Required work:
Check each line for the string "data". Give only the count of lines that have it.
Start of Information given
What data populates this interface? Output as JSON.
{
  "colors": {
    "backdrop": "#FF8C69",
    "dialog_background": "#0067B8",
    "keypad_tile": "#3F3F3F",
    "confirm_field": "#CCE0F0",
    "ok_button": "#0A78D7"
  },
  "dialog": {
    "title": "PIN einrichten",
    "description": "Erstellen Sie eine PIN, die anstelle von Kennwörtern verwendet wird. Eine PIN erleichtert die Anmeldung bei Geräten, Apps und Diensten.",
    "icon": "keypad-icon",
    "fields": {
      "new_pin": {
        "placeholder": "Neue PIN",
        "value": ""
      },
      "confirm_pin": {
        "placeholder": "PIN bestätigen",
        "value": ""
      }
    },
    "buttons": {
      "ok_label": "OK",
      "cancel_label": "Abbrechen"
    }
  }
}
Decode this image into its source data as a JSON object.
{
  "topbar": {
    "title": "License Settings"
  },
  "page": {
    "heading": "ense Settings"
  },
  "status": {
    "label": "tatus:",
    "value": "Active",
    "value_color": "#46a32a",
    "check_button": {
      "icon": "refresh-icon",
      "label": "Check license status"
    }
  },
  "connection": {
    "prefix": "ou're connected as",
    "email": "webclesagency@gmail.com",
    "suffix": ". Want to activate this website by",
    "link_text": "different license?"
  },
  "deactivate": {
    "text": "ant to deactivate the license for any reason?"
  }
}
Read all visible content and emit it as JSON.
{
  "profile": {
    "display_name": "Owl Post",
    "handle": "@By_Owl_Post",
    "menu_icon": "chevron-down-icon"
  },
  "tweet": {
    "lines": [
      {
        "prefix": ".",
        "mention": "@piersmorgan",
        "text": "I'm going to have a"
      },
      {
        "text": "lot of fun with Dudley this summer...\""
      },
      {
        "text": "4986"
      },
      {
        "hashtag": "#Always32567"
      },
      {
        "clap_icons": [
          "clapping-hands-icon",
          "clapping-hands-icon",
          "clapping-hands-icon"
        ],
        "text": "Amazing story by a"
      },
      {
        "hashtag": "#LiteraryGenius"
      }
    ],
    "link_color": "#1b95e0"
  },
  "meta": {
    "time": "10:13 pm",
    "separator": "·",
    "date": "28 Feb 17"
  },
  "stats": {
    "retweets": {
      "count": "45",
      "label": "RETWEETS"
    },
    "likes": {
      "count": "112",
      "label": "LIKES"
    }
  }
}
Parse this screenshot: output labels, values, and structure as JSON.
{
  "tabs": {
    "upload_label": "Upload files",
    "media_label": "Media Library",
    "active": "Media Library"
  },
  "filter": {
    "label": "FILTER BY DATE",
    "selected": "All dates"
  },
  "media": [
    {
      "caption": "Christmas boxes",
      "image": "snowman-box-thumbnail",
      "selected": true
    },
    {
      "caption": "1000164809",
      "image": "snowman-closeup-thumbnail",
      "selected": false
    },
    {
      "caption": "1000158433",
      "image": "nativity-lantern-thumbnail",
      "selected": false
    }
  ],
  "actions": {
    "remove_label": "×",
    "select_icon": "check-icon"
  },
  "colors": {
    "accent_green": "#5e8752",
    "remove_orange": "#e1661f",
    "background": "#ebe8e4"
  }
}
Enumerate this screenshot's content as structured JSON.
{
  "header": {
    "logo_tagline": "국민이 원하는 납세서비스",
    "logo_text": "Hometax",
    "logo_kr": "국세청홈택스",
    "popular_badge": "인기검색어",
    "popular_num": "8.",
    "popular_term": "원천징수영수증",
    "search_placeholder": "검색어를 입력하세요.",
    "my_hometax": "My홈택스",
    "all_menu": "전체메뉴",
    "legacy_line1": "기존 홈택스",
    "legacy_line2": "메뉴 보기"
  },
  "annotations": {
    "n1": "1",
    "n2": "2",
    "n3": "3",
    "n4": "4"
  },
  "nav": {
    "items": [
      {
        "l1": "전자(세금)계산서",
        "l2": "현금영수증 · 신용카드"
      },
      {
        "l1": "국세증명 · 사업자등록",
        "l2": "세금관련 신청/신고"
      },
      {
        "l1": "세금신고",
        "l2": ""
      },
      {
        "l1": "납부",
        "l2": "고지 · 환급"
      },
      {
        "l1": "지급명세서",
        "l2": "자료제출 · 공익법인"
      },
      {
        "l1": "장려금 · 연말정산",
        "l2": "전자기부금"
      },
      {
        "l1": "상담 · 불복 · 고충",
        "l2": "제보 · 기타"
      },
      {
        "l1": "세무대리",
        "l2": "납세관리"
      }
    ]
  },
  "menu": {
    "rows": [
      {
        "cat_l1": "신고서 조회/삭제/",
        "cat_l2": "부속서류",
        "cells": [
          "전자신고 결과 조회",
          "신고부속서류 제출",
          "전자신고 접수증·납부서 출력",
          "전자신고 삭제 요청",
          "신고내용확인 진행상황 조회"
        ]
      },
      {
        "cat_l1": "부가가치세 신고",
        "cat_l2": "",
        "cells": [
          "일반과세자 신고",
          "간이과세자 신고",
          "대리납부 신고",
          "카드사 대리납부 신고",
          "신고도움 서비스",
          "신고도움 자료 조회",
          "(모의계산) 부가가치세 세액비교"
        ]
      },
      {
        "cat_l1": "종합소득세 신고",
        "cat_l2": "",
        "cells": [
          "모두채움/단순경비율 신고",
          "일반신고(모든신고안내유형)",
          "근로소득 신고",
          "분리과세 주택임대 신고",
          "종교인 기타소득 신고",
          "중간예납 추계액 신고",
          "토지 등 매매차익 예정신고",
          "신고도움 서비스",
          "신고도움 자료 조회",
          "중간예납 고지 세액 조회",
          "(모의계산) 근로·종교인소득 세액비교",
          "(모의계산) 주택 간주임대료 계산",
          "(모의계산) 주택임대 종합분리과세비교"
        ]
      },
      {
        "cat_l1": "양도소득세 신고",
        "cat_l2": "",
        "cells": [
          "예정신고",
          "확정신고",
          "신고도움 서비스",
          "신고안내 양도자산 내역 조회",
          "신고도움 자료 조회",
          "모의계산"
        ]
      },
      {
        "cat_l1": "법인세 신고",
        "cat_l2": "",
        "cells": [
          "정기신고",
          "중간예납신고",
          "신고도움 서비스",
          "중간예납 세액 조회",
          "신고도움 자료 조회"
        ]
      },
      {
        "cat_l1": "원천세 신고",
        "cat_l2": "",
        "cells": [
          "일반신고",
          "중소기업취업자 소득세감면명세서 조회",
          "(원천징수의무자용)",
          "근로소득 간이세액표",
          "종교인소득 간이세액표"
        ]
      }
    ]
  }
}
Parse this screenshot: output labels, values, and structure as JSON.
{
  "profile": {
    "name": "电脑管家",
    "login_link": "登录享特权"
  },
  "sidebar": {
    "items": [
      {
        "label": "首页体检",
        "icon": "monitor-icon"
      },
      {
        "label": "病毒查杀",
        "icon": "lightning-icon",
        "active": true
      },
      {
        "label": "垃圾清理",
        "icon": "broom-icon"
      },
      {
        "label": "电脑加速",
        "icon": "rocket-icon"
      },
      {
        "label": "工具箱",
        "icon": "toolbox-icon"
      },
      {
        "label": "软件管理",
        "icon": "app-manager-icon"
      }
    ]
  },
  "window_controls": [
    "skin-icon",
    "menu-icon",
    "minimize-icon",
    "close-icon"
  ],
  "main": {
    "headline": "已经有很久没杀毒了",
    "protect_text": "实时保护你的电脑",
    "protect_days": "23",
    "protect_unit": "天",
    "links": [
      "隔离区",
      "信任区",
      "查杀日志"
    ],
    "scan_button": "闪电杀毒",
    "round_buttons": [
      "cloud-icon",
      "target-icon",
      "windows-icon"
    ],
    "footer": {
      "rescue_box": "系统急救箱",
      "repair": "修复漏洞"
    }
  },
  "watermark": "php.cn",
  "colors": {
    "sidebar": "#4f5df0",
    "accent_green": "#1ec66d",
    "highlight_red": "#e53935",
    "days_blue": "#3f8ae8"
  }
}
End of Information given
Response:
2